* BEGIN Supplied data *

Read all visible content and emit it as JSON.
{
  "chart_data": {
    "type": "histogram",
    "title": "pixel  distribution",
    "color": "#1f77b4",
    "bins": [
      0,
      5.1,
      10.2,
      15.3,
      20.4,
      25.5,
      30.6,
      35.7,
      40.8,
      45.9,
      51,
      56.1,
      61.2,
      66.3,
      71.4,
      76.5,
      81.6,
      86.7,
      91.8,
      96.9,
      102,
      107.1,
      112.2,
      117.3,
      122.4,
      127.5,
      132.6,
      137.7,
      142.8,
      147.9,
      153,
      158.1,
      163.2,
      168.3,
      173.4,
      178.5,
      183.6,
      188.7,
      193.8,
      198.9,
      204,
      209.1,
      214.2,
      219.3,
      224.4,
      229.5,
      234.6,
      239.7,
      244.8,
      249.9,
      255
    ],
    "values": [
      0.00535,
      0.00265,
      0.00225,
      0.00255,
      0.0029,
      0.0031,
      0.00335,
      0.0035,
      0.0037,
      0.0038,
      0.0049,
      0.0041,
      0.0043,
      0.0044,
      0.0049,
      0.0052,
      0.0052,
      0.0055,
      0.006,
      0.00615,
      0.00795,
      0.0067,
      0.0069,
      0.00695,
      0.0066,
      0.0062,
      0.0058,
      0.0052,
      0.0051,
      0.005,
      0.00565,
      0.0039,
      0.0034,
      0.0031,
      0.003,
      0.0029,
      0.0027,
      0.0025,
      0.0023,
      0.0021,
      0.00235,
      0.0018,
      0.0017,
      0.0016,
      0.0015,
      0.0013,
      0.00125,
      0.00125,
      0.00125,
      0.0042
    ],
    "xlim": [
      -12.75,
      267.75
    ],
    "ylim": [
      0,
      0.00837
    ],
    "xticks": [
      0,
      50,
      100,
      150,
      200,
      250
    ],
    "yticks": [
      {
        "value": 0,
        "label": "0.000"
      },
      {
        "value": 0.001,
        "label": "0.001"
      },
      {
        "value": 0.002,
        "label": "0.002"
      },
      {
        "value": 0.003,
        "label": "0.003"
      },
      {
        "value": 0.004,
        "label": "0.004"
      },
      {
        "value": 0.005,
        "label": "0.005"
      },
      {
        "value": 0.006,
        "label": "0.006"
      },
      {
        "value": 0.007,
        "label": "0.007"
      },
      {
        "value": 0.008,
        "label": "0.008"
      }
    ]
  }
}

* END Supplied data *

**What this task involves**
Extract each line from the listing above, please, and repeat it exactly.

**The solution**
Read all visible content and emit it as JSON.
{
  "chart_data": {
    "type": "histogram",
    "title": "pixel  distribution",
    "color": "#1f77b4",
    "bins": [
      0,
      5.1,
      10.2,
      15.3,
      20.4,
      25.5,
      30.6,
      35.7,
      40.8,
      45.9,
      51,
      56.1,
      61.2,
      66.3,
      71.4,
      76.5,
      81.6,
      86.7,
      91.8,
      96.9,
      102,
      107.1,
      112.2,
      117.3,
      122.4,
      127.5,
      132.6,
      137.7,
      142.8,
      147.9,
      153,
      158.1,
      163.2,
      168.3,
      173.4,
      178.5,
      183.6,
      188.7,
      193.8,
      198.9,
      204,
      209.1,
      214.2,
      219.3,
      224.4,
      229.5,
      234.6,
      239.7,
      244.8,
      249.9,
      255
    ],
    "values": [
      0.00535,
      0.00265,
      0.00225,
      0.00255,
      0.0029,
      0.0031,
      0.00335,
      0.0035,
      0.0037,
      0.0038,
      0.0049,
      0.0041,
      0.0043,
      0.0044,
      0.0049,
      0.0052,
      0.0052,
      0.0055,
      0.006,
      0.00615,
      0.00795,
      0.0067,
      0.0069,
      0.00695,
      0.0066,
      0.0062,
      0.0058,
      0.0052,
      0.0051,
      0.005,
      0.00565,
      0.0039,
      0.0034,
      0.0031,
      0.003,
      0.0029,
      0.0027,
      0.0025,
      0.0023,
      0.0021,
      0.00235,
      0.0018,
      0.0017,
      0.0016,
      0.0015,
      0.0013,
      0.00125,
      0.00125,
      0.00125,
      0.0042
    ],
    "xlim": [
      -12.75,
      267.75
    ],
    "ylim": [
      0,
      0.00837
    ],
    "xticks": [
      0,
      50,
      100,
      150,
      200,
      250
    ],
    "yticks": [
      {
        "value": 0,
        "label": "0.000"
      },
      {
        "value": 0.001,
        "label": "0.001"
      },
      {
        "value": 0.002,
        "label": "0.002"
      },
      {
        "value": 0.003,
        "label": "0.003"
      },
      {
        "value": 0.004,
        "label": "0.004"
      },
      {
        "value": 0.005,
        "label": "0.005"
      },
      {
        "value": 0.006,
        "label": "0.006"
      },
      {
        "value": 0.007,
        "label": "0.007"
      },
      {
        "value": 0.008,
        "label": "0.008"
      }
    ]
  }
}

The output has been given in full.